}
async fn simple_handler(
State(state): State<AppState>,
Query(params): Query<SimpleRequest>, // ✅ Correct
) -> Result<Json<MyResponse>> {
// Standard URL: ?limit=10&offset=0&category=security
}
When to use alias: If your handler file also imports stemedb_query::Query, use use axum::extract::Query as AxumQuery to avoid name collision.
Quick Reference
| DTO Field Types | Extractor | Example |
|---|---|---|
| All scalars (String, usize, Option) | Query or AxumQuery |
handlers/meter.rs:60 |
| Contains Vec or Option | QsQuery |
handlers/aphoria/corpus.rs:41 |
See src/extractors.rs for detailed documentation and examples.
Write Path
POST /v1/assert → DTO → Assertion → serialize → append to WAL → return hash
Read Path
GET /v1/query → QueryParams → Query → QueryEngine → Lens (optional) → DTOs
Running the Server
# Start the API server (defaults to http://127.0.0.1:18180)
cargo run --package stemedb-api
# With custom configuration
STEMEDB_WAL_DIR=./my-wal STEMEDB_DB_DIR=./my-db STEMEDB_BIND_ADDR=0.0.0.0:18180 cargo run --package stemedb-api
The server automatically:
- Opens Journal (WAL) and HybridStore (KV storage)
- Spawns IngestWorker background task to tail WAL
- Starts HTTP server with OpenAPI documentation
API Documentation
Once the server is running, visit:
http://127.0.0.1:18180/swagger-ui
This provides interactive OpenAPI documentation for all endpoints.
Endpoints
POST /v1/assert
Create a new assertion.
Request:
{
"subject": "Tesla_Inc",
"predicate": "has_revenue",
"object": {
"type": "Number",
"value": 96.7
},
"confidence": 0.95,
"signatures": [{
"agent_id": "0102030405060708090a0b0c0d0e0f101112131415161718191a1b1c1d1e1f20",
"signature": "0102030405060708090a0b0c0d0e0f101112131415161718191a1b1c1d1e1f202122232425262728292a2b2c2d2e2f303132333435363738393a3b3c3d3e3f40",
"timestamp": 1706745600
}],
"source_hash": "0000000000000000000000000000000000000000000000000000000000000000"
}
Response:
{
"hash": "e3b0c44298fc1c149afbf4c8996fb92427ae41e4649b934ca495991b7852b855",
"status": "created"
}
POST /v1/vote
Create a vote on an existing assertion.
Request:
{
"assertion_hash": "e3b0c44298fc1c149afbf4c8996fb92427ae41e4649b934ca495991b7852b855",
"agent_id": "0102030405060708090a0b0c0d0e0f101112131415161718191a1b1c1d1e1f20",
"weight": 0.8,
"signature": "0102030405060708090a0b0c0d0e0f101112131415161718191a1b1c1d1e1f202122232425262728292a2b2c2d2e2f303132333435363738393a3b3c3d3e3f40"
}
Response:
{
"hash": "f3b0c44298fc1c149afbf4c8996fb92427ae41e4649b934ca495991b7852b855",
"status": "created"
}
GET /v1/query
Query assertions with optional filters and lens.

What this exercise asks
[A] List every environment variable that the server documentation uses in its custom-configuration command.
[B] Using the server documentation, answer each question:
(i) At what address does the API server start by default?
(ii) What weight does the example request for POST /v1/vote give?
(iii) What status value does the example response for POST /v1/assert return?
[C] From the server documentation, extract the stretch from "- Spawns IngestWorker" through "for all endpoints.".

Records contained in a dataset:
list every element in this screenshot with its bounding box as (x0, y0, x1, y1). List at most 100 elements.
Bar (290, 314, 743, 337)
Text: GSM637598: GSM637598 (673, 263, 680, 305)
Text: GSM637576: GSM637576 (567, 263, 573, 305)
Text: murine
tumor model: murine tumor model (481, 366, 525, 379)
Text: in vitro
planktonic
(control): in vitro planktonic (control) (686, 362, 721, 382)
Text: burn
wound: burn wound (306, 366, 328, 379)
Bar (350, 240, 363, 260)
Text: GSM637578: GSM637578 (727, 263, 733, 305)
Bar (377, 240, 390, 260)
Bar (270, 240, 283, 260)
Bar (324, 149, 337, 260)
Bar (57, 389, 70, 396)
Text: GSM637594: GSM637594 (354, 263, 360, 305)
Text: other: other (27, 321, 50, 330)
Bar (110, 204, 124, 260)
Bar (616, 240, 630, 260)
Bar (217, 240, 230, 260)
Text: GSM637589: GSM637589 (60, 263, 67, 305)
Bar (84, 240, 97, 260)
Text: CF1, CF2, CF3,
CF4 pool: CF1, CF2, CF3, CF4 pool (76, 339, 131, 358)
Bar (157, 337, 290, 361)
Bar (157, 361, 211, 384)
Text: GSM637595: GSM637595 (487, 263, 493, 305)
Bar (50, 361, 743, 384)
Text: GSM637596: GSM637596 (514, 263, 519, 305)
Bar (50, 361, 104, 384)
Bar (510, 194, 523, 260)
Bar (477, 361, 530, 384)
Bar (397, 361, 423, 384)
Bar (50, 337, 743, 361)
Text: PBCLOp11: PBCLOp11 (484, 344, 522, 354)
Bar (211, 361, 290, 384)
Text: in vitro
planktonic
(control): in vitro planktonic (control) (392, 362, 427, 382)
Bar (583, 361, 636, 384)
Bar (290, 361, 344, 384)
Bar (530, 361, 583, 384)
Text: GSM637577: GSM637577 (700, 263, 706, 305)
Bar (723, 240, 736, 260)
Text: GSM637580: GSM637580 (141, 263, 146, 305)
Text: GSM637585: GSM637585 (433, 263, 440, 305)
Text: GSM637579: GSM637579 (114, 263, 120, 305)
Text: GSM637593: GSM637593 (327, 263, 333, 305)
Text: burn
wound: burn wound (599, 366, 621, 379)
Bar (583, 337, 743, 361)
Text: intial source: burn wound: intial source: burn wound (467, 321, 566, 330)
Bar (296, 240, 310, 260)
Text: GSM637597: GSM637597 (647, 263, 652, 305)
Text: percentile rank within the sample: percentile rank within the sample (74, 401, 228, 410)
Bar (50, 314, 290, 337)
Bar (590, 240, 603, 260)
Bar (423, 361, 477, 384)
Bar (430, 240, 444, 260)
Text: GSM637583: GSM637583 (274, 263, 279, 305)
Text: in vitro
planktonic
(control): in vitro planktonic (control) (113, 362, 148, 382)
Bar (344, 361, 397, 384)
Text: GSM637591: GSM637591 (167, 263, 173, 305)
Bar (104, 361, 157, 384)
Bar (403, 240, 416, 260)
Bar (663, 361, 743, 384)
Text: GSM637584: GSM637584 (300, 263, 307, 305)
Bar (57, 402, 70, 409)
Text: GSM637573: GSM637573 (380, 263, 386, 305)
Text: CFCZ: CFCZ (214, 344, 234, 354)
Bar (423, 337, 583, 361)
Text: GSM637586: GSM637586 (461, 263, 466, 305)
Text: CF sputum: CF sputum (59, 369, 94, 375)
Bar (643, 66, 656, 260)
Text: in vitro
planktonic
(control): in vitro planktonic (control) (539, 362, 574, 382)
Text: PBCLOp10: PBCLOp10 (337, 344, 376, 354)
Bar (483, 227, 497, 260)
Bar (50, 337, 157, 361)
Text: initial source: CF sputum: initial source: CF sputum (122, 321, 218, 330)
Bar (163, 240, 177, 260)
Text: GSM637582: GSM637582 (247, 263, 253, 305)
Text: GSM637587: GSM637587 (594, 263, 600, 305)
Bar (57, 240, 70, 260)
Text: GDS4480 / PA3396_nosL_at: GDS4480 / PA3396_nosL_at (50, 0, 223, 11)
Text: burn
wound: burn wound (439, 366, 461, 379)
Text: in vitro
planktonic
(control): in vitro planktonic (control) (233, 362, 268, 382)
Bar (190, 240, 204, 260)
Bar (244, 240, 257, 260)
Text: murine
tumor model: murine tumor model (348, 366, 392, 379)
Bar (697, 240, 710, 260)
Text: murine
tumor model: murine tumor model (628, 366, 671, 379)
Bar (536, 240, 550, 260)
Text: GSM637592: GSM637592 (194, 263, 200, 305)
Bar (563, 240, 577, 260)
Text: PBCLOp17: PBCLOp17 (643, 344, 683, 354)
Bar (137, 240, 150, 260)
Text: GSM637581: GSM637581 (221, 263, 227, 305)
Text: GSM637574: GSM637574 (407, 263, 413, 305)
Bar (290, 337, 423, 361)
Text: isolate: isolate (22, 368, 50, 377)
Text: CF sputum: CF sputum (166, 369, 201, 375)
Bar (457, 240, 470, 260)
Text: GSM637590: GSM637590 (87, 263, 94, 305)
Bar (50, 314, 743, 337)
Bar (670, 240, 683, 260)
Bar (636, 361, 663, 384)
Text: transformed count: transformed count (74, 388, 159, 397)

Solution list
[A]
STEMEDB_WAL_DIR
STEMEDB_DB_DIR
STEMEDB_BIND_ADDR

[B]
(i) http://127.0.0.1:18180
(ii) 0.8
(iii) "created"

[C]
- Spawns IngestWorker background task to tail WAL
- Starts HTTP server with OpenAPI documentation
API Documentation
Once the server is running, visit:
http://127.0.0.1:18180/swagger-ui
This provides interactive OpenAPI documentation for all endpoints.